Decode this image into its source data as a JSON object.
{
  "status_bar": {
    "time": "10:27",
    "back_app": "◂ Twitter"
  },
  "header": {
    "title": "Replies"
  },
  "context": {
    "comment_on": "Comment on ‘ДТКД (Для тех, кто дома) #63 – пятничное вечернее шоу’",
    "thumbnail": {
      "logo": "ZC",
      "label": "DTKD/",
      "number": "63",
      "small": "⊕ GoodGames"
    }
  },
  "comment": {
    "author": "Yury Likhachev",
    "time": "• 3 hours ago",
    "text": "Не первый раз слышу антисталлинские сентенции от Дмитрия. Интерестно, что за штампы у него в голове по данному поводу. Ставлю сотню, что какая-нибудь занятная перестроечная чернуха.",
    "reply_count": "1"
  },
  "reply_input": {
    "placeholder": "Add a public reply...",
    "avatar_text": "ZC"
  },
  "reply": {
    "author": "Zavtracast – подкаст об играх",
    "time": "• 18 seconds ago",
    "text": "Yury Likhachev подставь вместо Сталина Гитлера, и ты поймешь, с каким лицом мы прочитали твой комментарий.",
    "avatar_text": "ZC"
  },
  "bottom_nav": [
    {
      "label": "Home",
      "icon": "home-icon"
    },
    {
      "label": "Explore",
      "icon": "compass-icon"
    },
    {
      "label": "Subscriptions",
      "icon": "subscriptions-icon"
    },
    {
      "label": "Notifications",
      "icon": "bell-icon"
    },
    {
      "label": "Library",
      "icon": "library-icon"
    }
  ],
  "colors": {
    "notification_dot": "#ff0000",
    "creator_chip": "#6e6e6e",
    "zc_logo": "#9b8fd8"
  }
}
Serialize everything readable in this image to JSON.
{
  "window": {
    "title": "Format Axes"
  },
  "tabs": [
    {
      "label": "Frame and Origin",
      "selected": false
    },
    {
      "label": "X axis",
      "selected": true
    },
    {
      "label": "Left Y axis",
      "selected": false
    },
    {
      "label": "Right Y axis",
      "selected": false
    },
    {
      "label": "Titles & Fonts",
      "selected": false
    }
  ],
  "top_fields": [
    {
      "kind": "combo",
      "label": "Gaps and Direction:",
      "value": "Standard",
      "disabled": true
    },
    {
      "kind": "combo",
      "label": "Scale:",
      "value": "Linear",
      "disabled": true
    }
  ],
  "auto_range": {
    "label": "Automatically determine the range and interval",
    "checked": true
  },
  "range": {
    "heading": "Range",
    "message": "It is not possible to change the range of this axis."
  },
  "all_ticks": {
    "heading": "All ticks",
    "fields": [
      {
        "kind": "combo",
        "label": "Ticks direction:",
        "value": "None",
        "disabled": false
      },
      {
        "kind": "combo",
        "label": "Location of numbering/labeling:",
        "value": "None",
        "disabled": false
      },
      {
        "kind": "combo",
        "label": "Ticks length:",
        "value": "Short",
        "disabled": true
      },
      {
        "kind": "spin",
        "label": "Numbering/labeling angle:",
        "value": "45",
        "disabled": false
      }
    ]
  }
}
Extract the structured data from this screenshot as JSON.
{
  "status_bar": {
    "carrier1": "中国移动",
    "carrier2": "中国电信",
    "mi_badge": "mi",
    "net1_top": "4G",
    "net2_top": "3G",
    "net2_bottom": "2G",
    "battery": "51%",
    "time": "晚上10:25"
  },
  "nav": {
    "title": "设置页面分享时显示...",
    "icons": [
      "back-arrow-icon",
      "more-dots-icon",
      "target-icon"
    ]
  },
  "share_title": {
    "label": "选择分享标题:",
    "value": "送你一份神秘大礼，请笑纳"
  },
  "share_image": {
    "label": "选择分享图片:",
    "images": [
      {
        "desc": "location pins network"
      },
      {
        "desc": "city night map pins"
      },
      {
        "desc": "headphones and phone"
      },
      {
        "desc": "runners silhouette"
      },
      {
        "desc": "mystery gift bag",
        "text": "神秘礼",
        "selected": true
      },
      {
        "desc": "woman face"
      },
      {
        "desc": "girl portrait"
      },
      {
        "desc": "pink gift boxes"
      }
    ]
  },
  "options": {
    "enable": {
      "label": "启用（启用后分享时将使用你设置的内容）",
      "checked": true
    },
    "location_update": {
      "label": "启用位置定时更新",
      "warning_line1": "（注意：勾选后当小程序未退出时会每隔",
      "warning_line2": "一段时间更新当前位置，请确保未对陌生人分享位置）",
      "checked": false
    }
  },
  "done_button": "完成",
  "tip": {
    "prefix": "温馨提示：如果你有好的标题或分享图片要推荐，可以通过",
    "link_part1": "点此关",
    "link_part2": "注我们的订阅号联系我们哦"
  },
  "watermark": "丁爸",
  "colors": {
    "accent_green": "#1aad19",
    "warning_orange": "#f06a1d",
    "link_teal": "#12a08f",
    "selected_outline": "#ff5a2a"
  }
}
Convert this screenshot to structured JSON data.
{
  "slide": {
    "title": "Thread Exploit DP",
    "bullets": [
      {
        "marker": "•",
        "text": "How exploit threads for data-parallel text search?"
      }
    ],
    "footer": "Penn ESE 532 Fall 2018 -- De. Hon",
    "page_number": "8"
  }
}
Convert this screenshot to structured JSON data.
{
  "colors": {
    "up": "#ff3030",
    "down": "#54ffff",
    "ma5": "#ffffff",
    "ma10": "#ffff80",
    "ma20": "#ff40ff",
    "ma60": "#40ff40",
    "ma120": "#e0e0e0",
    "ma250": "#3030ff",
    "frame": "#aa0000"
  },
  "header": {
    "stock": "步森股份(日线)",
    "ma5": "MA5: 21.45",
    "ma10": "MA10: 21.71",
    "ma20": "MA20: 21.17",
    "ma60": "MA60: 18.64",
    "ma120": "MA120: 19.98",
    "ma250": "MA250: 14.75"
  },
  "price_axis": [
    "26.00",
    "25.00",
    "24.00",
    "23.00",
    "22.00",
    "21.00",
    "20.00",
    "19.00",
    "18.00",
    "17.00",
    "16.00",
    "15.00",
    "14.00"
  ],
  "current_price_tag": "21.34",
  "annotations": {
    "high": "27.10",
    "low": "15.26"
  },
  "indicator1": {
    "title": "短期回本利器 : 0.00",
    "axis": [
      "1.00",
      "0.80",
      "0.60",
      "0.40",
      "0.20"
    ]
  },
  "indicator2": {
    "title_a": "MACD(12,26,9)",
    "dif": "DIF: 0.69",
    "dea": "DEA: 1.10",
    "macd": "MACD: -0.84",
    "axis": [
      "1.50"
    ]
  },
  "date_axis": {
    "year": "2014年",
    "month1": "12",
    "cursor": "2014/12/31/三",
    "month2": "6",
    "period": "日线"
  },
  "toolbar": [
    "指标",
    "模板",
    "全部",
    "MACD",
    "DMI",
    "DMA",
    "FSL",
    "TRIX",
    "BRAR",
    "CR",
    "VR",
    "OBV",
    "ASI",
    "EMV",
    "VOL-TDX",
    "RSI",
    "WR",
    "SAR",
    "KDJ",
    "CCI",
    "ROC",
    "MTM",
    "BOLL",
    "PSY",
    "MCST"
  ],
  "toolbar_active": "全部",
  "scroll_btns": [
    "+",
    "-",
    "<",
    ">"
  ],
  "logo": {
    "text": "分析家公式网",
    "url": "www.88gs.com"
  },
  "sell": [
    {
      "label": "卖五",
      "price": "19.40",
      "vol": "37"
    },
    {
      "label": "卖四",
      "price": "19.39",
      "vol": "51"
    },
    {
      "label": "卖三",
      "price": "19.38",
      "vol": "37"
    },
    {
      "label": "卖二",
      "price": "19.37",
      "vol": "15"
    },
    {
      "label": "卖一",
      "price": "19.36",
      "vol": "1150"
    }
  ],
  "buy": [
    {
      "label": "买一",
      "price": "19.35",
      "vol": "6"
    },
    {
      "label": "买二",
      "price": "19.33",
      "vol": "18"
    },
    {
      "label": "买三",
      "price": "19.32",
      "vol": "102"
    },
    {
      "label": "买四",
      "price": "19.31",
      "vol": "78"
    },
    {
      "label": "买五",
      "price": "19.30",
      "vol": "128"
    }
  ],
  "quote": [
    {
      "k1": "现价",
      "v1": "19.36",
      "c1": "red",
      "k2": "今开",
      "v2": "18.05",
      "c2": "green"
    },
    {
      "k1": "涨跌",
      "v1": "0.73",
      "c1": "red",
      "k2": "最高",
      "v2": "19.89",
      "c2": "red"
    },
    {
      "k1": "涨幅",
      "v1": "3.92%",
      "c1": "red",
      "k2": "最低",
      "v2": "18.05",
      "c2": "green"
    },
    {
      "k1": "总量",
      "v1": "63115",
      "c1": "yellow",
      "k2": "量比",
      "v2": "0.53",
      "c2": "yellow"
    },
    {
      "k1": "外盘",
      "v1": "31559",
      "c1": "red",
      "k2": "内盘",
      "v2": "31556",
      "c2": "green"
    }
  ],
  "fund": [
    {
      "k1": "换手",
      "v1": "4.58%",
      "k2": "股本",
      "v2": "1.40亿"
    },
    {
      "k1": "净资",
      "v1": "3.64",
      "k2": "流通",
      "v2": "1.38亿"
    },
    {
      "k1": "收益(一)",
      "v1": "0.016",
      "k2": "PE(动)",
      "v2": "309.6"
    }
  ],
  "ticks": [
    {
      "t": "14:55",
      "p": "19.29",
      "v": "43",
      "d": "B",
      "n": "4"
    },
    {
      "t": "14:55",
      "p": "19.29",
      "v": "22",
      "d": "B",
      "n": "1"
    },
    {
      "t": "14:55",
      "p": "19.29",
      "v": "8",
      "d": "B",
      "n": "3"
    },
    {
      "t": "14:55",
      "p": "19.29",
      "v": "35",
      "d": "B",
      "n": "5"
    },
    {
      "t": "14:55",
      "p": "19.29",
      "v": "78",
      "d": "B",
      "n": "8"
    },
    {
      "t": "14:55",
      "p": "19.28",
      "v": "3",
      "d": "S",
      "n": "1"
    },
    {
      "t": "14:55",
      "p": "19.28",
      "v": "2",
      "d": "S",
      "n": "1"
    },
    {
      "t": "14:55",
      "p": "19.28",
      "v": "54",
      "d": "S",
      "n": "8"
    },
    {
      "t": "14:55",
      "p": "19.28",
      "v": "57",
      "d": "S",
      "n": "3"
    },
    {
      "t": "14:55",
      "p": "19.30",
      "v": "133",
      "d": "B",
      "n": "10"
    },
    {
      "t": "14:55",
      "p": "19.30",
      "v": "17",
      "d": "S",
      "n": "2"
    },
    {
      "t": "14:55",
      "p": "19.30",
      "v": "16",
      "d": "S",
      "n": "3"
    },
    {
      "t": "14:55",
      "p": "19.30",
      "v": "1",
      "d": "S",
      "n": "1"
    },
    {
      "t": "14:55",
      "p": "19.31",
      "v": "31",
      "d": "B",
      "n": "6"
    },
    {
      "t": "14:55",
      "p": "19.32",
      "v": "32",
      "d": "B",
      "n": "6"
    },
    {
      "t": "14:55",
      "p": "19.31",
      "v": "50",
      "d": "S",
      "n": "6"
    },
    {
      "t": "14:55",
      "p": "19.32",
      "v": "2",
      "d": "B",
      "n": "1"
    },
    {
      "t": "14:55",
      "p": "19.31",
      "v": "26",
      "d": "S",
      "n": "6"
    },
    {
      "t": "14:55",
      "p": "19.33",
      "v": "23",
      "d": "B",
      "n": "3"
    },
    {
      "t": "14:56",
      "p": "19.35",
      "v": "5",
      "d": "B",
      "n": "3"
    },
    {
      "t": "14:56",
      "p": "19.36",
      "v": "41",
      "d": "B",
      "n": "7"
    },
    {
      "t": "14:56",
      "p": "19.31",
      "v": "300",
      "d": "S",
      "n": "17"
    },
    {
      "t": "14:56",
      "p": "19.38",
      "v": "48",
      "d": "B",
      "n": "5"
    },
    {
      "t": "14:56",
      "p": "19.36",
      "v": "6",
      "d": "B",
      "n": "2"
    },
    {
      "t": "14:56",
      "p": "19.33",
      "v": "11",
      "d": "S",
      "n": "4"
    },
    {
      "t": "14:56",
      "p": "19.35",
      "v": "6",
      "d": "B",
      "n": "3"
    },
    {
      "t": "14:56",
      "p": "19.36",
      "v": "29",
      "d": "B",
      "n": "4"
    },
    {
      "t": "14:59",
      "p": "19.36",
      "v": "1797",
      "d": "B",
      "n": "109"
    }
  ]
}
::::
### YOUR INSTRUCTIONS:
Identify and copy all lines with the word "gift".

### SOLUTION FOR THIS TASK:
        "desc": "mystery gift bag",
        "desc": "pink gift boxes"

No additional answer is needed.